[Text block Boundary: Start]
Wrap yourself up in activites, all the time. You may not be a ray of sunshine, but at least you won't have the mental bandwidth left to waste time on negativity. Since most things do skew towards suckage, there's not much point trying to pretend they don't.
posted by jewzilla at 9:18 AM on August 9, 2005


Fellow atheist. The book Feeling Good uses cognitive therapy to get you to argue with depressing thoughts which are often less rational than you assume.

Read about the happy atheists: Sagan, Feynmann (I assume), Einstein (for all intents and purposes), etc. Some, especially the scientists, seem to have an immense sense of passion and wonder.

Art, fiction, exercise, beautiful days, women, children, pets, hobbies, stargazing, etc.

Seek flow.
posted by callmejay at 9:48 AM on August 9, 2005


Another good book is Hapiness is a Choice . I've given you the link from the Option Institute Website. I started with reading the book a lot, eventually did a weekend workshop with the Option folks, and have really changed my level of optimism and how I work with it. These folks have a LOT of good tools for being happier and more optimistic. Focus helps a lot. Try browsing the main website Option Institute
posted by judybxxx at 11:26 AM on August 9, 2005


Focus on the life around you. Do you see beautiful and happy things in your day to day life? Your son, your family, the small kindnesses of friends? This is the world you live in and this is the world you can contribute to in a positive or a negative way.

The future of the world as a whole is beyond your control and your understanding. Do what you can to make your interactions with people in your day to day life a source of pleasure.

And, for what it's worth, I do belive the world as a whole is becoming a better place. Without discounting the misery, poverty, and atrocities that go on in the world, I believe that life as a whole is better now for a larger amount of people than it was in the past. We hear about a lot more global misery than we might have if we lived in 1600 or 1066, but our day to day lives are better. The horrors and atrocities have always gone on, but it wasn't until recently that you could look around at your family and friends and most of them haven't lost a child, or suffered a crippling disease, or gone without food. These things do go on in the world, but I think this is one of the first times in history that they don't go on for everyone. So I believe that slowly but surely, one painful step at a time, the world is growing and changing for the better.
posted by MsMolly at 11:28 AM on August 9, 2005


I've had a fairly big hand in raising my young sisters. I think the way to nurture a child's curiosity and wonder is to answer all their questions as honestly as possible, and then once they are old enough, perhaps start showing them where you find your answers: teach them to reference a dictionary and encyclopaedia and the internet.

As for being optimistic and positive, I find that doing something consuming helps a lot. If you're feeling gloomy, *force* yourself to play your guitar, or have a game of tennis, or go for a brisk walk, or draw a picture. Alternatively, you can just do something that you know puts you in a good mood: listen to a happy record, read an uplifting book, play with your child, watch a comedy.

It sounds like many of the things that you mentioned that depress you are world issues. It's very easy to feel powerless in the face of them, simply because you can't solve them on your own. Might I suggest that you look into joining groups that are tackling these problems. Join Greenpeace, or an anti-war coalition, or a recycling scheme. Protest, change your lifestyle to reduce wastage of resources, join discussion groups... I find getting involved in this sort of stuff (or anything else you find interesting) makes you feel like you're doing something, and it's also fun in itself.
[Text block Boundary: End]
[Supplied entries Boundary: Start]
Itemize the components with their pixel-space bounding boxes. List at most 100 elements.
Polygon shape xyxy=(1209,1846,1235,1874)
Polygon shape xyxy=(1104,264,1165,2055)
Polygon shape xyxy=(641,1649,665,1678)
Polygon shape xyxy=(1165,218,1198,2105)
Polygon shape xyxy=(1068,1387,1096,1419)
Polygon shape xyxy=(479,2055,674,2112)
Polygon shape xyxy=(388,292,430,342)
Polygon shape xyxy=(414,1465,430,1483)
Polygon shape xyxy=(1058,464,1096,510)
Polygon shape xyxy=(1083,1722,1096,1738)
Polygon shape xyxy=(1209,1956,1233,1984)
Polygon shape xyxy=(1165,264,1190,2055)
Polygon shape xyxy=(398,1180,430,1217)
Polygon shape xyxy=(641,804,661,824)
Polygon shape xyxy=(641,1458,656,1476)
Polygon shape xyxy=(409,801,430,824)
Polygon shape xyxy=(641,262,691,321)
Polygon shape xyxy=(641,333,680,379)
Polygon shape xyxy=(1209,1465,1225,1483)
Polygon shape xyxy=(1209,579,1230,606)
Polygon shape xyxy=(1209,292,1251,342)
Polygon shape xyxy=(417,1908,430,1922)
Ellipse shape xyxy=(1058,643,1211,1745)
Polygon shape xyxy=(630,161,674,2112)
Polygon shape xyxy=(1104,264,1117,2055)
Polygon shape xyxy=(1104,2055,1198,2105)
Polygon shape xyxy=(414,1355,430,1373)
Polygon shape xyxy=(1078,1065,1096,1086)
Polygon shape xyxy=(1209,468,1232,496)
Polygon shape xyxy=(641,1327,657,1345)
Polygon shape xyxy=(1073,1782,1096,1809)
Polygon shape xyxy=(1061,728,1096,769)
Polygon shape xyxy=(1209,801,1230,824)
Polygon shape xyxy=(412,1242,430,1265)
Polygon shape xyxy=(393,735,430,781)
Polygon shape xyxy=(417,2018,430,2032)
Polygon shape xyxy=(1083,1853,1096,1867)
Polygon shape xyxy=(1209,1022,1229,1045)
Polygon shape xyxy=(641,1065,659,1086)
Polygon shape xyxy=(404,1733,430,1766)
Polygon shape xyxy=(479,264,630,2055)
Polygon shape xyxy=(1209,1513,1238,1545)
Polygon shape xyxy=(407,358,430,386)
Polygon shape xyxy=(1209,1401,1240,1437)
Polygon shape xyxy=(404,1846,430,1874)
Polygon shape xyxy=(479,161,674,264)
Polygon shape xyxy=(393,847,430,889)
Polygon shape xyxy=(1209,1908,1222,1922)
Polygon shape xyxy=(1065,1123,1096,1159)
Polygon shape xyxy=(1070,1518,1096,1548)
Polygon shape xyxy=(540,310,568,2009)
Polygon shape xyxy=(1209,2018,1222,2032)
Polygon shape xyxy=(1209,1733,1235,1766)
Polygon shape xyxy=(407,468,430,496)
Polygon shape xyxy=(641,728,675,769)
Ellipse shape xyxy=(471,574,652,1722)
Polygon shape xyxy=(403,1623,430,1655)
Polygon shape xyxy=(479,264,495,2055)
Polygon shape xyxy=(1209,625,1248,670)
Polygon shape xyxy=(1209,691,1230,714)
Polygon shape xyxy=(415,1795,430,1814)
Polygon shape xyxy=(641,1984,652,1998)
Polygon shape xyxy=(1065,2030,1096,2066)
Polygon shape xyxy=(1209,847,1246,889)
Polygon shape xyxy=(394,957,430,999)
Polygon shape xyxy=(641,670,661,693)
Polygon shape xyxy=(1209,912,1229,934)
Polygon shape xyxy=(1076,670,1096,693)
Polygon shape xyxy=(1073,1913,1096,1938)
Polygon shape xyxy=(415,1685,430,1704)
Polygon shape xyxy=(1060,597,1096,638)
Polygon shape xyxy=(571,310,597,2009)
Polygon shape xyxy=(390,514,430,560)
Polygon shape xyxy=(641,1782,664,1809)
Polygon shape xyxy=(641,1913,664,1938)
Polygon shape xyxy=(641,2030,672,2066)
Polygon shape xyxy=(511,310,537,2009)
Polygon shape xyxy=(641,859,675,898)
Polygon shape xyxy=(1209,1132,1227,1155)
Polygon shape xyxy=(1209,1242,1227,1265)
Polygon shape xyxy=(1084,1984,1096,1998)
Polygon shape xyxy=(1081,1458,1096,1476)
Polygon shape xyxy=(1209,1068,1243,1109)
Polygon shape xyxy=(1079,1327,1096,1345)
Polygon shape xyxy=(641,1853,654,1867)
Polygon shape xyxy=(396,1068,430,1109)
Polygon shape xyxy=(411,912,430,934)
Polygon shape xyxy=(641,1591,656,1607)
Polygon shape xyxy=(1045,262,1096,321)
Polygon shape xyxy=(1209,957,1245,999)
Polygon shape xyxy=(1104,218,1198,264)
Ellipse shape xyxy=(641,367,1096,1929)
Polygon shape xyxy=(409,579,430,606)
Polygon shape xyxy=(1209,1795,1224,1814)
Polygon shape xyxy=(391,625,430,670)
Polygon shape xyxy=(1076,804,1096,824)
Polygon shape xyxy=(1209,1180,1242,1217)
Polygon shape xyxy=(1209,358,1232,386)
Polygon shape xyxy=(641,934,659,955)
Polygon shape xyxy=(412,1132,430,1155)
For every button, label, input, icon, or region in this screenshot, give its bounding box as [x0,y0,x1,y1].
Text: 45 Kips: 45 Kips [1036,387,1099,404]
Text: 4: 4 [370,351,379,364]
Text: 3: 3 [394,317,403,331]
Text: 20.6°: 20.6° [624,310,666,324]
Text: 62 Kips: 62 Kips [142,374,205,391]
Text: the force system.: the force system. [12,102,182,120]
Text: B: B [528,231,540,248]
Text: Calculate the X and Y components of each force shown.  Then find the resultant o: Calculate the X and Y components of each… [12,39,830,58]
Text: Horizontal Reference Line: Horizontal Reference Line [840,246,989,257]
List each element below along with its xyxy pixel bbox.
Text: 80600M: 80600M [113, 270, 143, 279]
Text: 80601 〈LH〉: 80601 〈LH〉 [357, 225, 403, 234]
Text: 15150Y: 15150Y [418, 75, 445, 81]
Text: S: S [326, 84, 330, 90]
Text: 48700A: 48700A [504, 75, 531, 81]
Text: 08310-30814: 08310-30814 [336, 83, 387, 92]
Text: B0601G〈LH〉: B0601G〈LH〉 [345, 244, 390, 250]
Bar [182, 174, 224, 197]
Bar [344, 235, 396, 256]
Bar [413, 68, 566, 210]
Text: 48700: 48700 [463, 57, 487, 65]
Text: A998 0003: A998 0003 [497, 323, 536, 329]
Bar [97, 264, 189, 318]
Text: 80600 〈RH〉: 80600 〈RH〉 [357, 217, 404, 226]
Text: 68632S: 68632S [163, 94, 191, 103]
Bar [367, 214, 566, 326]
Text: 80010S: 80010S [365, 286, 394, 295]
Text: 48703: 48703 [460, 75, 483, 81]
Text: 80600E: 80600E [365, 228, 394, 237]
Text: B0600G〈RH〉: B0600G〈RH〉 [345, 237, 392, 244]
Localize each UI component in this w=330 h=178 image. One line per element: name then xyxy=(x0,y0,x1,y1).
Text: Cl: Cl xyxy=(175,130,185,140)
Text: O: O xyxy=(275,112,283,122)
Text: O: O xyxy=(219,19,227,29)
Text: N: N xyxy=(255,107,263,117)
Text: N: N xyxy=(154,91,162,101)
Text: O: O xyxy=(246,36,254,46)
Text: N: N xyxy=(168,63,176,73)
[Supplied entries Boundary: End]
Prompt: Copy the advice thread on staying optimistic, from "Art, fiction, exercise, beautiful" up to and including "a negative way.".

Answer below:
Art, fiction, exercise, beautiful days, women, children, pets, hobbies, stargazing, etc.

Seek flow.
posted by callmejay at 9:48 AM on August 9, 2005


Another good book is Hapiness is a Choice . I've given you the link from the Option Institute Website. I started with reading the book a lot, eventually did a weekend workshop with the Option folks, and have really changed my level of optimism and how I work with it. These folks have a LOT of good tools for being happier and more optimistic. Focus helps a lot. Try browsing the main website Option Institute
posted by judybxxx at 11:26 AM on August 9, 2005


Focus on the life around you. Do you see beautiful and happy things in your day to day life? Your son, your family, the small kindnesses of friends? This is the world you live in and this is the world you can contribute to in a positive or a negative way.